Transcribe all of the material exactly.
[START OF THE RECORDS]
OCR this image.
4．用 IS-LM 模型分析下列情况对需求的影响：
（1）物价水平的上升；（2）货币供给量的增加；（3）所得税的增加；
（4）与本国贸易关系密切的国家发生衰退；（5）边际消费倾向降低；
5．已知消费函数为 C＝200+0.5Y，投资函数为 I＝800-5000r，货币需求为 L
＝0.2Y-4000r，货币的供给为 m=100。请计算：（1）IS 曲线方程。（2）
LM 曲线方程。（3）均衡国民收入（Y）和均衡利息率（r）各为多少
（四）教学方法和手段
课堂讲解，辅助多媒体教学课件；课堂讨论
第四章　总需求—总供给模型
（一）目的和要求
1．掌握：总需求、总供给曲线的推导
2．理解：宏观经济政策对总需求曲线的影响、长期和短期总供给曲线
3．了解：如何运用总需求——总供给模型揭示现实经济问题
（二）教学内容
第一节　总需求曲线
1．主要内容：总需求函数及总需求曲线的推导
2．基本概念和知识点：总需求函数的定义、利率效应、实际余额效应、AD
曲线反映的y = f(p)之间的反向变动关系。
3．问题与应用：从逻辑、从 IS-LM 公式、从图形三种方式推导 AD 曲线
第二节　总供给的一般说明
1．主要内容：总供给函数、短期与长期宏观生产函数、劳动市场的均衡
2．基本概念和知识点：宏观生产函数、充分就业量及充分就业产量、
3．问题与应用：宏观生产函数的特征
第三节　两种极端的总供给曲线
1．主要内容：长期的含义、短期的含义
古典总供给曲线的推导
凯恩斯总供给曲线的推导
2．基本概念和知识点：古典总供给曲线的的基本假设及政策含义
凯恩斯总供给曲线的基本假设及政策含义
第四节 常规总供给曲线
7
[END OF THE RECORDS]
__ANSWER TO THIS EXERCISE__
OCR this image.
4．用 IS-LM 模型分析下列情况对需求的影响：
（1）物价水平的上升；（2）货币供给量的增加；（3）所得税的增加；
（4）与本国贸易关系密切的国家发生衰退；（5）边际消费倾向降低；
5．已知消费函数为 C＝200+0.5Y，投资函数为 I＝800-5000r，货币需求为 L
＝0.2Y-4000r，货币的供给为 m=100。请计算：（1）IS 曲线方程。（2）
LM 曲线方程。（3）均衡国民收入（Y）和均衡利息率（r）各为多少
（四）教学方法和手段
课堂讲解，辅助多媒体教学课件；课堂讨论
第四章　总需求—总供给模型
（一）目的和要求
1．掌握：总需求、总供给曲线的推导
2．理解：宏观经济政策对总需求曲线的影响、长期和短期总供给曲线
3．了解：如何运用总需求——总供给模型揭示现实经济问题
（二）教学内容
第一节　总需求曲线
1．主要内容：总需求函数及总需求曲线的推导
2．基本概念和知识点：总需求函数的定义、利率效应、实际余额效应、AD
曲线反映的y = f(p)之间的反向变动关系。
3．问题与应用：从逻辑、从 IS-LM 公式、从图形三种方式推导 AD 曲线
第二节　总供给的一般说明
1．主要内容：总供给函数、短期与长期宏观生产函数、劳动市场的均衡
2．基本概念和知识点：宏观生产函数、充分就业量及充分就业产量、
3．问题与应用：宏观生产函数的特征
第三节　两种极端的总供给曲线
1．主要内容：长期的含义、短期的含义
古典总供给曲线的推导
凯恩斯总供给曲线的推导
2．基本概念和知识点：古典总供给曲线的的基本假设及政策含义
凯恩斯总供给曲线的基本假设及政策含义
第四节 常规总供给曲线
7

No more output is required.